◆ EXERCISE DESCRIPTION: Reproduce each line exactly.

◆ SUPPLIED RECORDS:
==*==

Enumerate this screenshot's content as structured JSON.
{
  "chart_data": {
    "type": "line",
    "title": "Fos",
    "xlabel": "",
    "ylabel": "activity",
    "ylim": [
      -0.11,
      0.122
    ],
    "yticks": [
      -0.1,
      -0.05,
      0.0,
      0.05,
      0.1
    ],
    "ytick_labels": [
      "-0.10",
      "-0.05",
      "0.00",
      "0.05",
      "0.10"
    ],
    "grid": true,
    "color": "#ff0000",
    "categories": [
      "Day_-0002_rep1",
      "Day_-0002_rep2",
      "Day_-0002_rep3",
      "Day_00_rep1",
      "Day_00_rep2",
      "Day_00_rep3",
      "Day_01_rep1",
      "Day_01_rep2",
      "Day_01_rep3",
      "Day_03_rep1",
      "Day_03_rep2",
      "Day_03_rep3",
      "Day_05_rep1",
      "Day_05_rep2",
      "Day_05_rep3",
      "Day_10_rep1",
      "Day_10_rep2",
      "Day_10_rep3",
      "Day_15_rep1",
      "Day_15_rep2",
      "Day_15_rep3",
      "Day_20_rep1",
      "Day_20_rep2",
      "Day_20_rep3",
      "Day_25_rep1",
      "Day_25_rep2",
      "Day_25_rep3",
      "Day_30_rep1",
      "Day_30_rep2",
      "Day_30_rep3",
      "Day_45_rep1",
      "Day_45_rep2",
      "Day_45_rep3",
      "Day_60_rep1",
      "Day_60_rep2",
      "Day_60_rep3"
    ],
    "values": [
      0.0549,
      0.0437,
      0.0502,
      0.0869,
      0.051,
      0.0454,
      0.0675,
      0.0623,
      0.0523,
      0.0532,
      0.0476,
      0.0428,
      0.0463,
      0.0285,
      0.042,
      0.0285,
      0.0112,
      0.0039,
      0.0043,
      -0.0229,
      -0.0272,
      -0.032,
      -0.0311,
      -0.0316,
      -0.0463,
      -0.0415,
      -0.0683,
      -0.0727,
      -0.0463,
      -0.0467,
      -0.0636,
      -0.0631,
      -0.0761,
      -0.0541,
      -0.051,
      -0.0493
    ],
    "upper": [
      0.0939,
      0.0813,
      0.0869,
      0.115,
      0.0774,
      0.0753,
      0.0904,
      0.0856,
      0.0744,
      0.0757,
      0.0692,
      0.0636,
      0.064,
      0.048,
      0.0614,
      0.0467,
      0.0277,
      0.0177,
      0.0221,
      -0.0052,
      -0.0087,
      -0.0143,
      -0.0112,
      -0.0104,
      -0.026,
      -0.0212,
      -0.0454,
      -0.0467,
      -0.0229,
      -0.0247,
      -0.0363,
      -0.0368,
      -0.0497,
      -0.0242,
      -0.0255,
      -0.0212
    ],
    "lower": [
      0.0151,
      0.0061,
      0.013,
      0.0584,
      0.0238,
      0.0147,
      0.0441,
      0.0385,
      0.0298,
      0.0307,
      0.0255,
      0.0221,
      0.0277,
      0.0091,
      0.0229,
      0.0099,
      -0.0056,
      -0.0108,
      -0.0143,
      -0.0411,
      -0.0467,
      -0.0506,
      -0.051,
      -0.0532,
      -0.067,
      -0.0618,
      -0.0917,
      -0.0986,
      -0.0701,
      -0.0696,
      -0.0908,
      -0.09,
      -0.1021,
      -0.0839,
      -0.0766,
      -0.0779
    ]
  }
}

==*==

◆ WORKED ANSWER:
Enumerate this screenshot's content as structured JSON.
{
  "chart_data": {
    "type": "line",
    "title": "Fos",
    "xlabel": "",
    "ylabel": "activity",
    "ylim": [
      -0.11,
      0.122
    ],
    "yticks": [
      -0.1,
      -0.05,
      0.0,
      0.05,
      0.1
    ],
    "ytick_labels": [
      "-0.10",
      "-0.05",
      "0.00",
      "0.05",
      "0.10"
    ],
    "grid": true,
    "color": "#ff0000",
    "categories": [
      "Day_-0002_rep1",
      "Day_-0002_rep2",
      "Day_-0002_rep3",
      "Day_00_rep1",
      "Day_00_rep2",
      "Day_00_rep3",
      "Day_01_rep1",
      "Day_01_rep2",
      "Day_01_rep3",
      "Day_03_rep1",
      "Day_03_rep2",
      "Day_03_rep3",
      "Day_05_rep1",
      "Day_05_rep2",
      "Day_05_rep3",
      "Day_10_rep1",
      "Day_10_rep2",
      "Day_10_rep3",
      "Day_15_rep1",
      "Day_15_rep2",
      "Day_15_rep3",
      "Day_20_rep1",
      "Day_20_rep2",
      "Day_20_rep3",
      "Day_25_rep1",
      "Day_25_rep2",
      "Day_25_rep3",
      "Day_30_rep1",
      "Day_30_rep2",
      "Day_30_rep3",
      "Day_45_rep1",
      "Day_45_rep2",
      "Day_45_rep3",
      "Day_60_rep1",
      "Day_60_rep2",
      "Day_60_rep3"
    ],
    "values": [
      0.0549,
      0.0437,
      0.0502,
      0.0869,
      0.051,
      0.0454,
      0.0675,
      0.0623,
      0.0523,
      0.0532,
      0.0476,
      0.0428,
      0.0463,
      0.0285,
      0.042,
      0.0285,
      0.0112,
      0.0039,
      0.0043,
      -0.0229,
      -0.0272,
      -0.032,
      -0.0311,
      -0.0316,
      -0.0463,
      -0.0415,
      -0.0683,
      -0.0727,
      -0.0463,
      -0.0467,
      -0.0636,
      -0.0631,
      -0.0761,
      -0.0541,
      -0.051,
      -0.0493
    ],
    "upper": [
      0.0939,
      0.0813,
      0.0869,
      0.115,
      0.0774,
      0.0753,
      0.0904,
      0.0856,
      0.0744,
      0.0757,
      0.0692,
      0.0636,
      0.064,
      0.048,
      0.0614,
      0.0467,
      0.0277,
      0.0177,
      0.0221,
      -0.0052,
      -0.0087,
      -0.0143,
      -0.0112,
      -0.0104,
      -0.026,
      -0.0212,
      -0.0454,
      -0.0467,
      -0.0229,
      -0.0247,
      -0.0363,
      -0.0368,
      -0.0497,
      -0.0242,
      -0.0255,
      -0.0212
    ],
    "lower": [
      0.0151,
      0.0061,
      0.013,
      0.0584,
      0.0238,
      0.0147,
      0.0441,
      0.0385,
      0.0298,
      0.0307,
      0.0255,
      0.0221,
      0.0277,
      0.0091,
      0.0229,
      0.0099,
      -0.0056,
      -0.0108,
      -0.0143,
      -0.0411,
      -0.0467,
      -0.0506,
      -0.051,
      -0.0532,
      -0.067,
      -0.0618,
      -0.0917,
      -0.0986,
      -0.0701,
      -0.0696,
      -0.0908,
      -0.09,
      -0.1021,
      -0.0839,
      -0.0766,
      -0.0779
    ]
  }
}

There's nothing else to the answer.